»»

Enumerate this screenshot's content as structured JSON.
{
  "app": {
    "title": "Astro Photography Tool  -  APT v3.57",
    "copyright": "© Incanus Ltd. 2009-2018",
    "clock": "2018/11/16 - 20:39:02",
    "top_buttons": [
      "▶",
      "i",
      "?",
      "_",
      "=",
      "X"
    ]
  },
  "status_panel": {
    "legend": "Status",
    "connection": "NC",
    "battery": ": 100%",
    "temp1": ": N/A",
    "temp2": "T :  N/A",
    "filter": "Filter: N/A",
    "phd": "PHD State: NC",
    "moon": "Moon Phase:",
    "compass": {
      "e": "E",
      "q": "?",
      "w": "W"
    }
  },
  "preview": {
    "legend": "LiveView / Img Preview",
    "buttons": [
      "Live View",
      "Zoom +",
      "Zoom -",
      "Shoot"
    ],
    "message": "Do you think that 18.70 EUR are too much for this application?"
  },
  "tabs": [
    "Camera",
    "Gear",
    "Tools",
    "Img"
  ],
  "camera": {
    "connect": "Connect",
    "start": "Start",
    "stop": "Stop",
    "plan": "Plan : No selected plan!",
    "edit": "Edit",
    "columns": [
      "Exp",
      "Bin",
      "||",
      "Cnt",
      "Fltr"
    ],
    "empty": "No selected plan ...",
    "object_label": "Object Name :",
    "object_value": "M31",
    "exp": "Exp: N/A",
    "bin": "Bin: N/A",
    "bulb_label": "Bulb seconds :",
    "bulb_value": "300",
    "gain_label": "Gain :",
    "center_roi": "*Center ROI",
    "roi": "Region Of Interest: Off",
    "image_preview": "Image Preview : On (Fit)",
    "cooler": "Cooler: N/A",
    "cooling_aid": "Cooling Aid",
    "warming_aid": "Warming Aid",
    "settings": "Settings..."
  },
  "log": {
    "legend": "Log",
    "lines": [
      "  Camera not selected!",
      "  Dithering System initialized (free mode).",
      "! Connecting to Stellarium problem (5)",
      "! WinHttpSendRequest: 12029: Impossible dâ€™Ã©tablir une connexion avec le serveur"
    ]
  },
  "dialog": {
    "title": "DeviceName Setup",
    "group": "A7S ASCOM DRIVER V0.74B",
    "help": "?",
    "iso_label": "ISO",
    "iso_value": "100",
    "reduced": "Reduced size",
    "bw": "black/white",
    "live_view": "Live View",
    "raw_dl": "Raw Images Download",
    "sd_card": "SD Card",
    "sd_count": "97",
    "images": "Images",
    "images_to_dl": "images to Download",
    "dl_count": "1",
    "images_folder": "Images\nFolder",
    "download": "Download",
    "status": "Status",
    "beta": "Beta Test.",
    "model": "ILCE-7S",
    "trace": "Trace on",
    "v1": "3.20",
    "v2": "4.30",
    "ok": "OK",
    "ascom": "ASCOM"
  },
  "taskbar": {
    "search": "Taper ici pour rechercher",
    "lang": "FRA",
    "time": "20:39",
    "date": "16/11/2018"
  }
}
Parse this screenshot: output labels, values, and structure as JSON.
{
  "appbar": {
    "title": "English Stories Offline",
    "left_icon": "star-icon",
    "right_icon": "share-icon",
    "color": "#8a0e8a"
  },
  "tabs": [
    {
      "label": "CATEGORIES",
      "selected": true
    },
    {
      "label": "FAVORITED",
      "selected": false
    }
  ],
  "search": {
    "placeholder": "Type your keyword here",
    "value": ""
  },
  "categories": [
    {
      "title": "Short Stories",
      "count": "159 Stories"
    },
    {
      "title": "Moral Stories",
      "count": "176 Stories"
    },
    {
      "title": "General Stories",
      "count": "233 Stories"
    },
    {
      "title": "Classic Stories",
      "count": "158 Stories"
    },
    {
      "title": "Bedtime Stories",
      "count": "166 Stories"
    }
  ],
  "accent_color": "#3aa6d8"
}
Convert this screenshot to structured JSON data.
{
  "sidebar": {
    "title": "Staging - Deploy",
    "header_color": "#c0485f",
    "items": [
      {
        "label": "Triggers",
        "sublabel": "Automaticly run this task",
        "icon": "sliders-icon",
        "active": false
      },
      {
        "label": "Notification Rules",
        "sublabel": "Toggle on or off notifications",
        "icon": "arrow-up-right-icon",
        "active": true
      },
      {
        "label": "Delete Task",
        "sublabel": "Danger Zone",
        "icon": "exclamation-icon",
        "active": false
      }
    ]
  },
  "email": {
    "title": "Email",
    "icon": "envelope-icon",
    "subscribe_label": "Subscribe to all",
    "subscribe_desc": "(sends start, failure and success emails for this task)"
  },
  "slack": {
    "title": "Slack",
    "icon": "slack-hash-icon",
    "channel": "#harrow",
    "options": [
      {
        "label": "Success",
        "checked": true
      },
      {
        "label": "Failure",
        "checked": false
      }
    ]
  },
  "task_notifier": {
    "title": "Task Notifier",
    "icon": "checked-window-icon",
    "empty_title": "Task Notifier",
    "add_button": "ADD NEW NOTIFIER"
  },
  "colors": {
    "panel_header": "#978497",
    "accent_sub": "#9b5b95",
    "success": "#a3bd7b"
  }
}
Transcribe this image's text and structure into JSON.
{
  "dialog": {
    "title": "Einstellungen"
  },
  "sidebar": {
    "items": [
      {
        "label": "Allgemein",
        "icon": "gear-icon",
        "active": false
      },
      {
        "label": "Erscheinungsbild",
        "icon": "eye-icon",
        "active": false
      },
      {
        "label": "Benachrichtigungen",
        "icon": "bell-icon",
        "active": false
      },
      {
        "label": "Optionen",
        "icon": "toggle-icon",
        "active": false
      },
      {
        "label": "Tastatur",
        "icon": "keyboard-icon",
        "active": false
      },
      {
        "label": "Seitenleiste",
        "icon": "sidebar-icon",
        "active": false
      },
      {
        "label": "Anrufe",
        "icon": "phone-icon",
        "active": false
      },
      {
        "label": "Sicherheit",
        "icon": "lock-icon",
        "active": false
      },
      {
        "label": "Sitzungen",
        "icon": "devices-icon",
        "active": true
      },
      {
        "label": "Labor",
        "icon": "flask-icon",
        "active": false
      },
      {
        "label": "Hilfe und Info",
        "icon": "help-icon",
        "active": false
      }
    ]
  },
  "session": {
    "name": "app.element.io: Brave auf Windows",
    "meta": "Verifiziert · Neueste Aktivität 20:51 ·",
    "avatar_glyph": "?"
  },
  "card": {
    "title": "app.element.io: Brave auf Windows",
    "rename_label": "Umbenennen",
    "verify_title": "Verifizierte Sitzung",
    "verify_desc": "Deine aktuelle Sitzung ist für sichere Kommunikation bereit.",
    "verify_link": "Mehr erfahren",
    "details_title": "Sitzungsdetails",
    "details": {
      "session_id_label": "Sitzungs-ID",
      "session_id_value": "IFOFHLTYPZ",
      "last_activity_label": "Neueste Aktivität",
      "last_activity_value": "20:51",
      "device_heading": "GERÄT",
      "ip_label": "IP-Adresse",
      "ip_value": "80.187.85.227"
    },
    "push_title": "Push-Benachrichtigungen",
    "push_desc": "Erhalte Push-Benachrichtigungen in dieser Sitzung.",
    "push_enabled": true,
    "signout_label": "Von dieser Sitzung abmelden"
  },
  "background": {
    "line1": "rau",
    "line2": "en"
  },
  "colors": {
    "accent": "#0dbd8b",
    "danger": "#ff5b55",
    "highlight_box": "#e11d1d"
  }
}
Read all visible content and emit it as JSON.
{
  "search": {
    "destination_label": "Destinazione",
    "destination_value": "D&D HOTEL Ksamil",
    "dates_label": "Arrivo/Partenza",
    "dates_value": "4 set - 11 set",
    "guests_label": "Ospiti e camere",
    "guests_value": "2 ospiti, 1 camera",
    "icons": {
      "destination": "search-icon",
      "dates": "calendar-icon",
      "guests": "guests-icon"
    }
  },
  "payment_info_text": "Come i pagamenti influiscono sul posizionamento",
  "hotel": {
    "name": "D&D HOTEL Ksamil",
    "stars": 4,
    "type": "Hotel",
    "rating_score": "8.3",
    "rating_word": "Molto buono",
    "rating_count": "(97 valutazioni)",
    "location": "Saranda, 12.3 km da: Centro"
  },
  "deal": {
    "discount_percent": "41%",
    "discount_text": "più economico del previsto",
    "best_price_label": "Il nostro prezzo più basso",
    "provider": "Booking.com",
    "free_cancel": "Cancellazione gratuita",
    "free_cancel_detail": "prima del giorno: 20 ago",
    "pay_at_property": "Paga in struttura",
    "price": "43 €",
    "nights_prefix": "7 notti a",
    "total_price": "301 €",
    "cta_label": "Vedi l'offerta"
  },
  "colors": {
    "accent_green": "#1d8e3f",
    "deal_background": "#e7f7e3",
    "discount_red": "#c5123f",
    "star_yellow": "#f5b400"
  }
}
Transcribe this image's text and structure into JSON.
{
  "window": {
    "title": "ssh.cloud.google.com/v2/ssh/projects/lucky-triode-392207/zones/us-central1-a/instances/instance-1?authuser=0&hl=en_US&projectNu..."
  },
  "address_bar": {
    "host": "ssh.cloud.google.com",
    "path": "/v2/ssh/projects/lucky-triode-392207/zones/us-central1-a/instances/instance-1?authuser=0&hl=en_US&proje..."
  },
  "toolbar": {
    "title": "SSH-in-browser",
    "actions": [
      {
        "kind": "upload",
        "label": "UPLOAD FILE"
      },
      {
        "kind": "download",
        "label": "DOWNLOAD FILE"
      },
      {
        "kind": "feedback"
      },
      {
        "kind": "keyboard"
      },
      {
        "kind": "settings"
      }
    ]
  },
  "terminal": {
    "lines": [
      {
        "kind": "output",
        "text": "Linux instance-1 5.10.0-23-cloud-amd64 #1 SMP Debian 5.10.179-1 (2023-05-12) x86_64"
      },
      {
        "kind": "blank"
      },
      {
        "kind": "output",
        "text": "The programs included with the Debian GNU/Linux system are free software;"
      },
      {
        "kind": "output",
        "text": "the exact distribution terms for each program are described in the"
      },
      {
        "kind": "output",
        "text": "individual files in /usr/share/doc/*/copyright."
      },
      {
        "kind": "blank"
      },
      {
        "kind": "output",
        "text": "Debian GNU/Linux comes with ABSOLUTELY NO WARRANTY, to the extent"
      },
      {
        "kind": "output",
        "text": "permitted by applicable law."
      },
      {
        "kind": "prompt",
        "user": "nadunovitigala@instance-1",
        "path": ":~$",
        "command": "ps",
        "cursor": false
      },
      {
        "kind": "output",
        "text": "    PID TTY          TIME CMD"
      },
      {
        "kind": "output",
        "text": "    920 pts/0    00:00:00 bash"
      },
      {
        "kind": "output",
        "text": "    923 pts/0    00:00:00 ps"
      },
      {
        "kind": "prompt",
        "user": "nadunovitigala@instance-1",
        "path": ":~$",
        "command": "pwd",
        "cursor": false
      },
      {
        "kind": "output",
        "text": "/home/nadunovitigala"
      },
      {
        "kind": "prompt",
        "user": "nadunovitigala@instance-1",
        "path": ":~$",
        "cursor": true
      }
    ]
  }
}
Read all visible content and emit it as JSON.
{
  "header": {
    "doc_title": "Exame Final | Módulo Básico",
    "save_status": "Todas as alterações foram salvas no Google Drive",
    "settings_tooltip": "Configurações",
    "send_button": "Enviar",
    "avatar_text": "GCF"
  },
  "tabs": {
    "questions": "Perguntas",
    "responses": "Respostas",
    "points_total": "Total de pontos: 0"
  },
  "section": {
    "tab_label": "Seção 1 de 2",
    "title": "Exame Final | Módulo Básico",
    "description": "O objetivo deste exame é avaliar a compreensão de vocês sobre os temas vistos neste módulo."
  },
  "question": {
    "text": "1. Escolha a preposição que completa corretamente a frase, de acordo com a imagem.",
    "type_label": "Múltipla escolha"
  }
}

««

- **Goal of the exercise**
Return each full line of the entries that contains the word "ASCOM".

- **Output of the exercise**
    "group": "A7S ASCOM DRIVER V0.74B",
    "ascom": "ASCOM"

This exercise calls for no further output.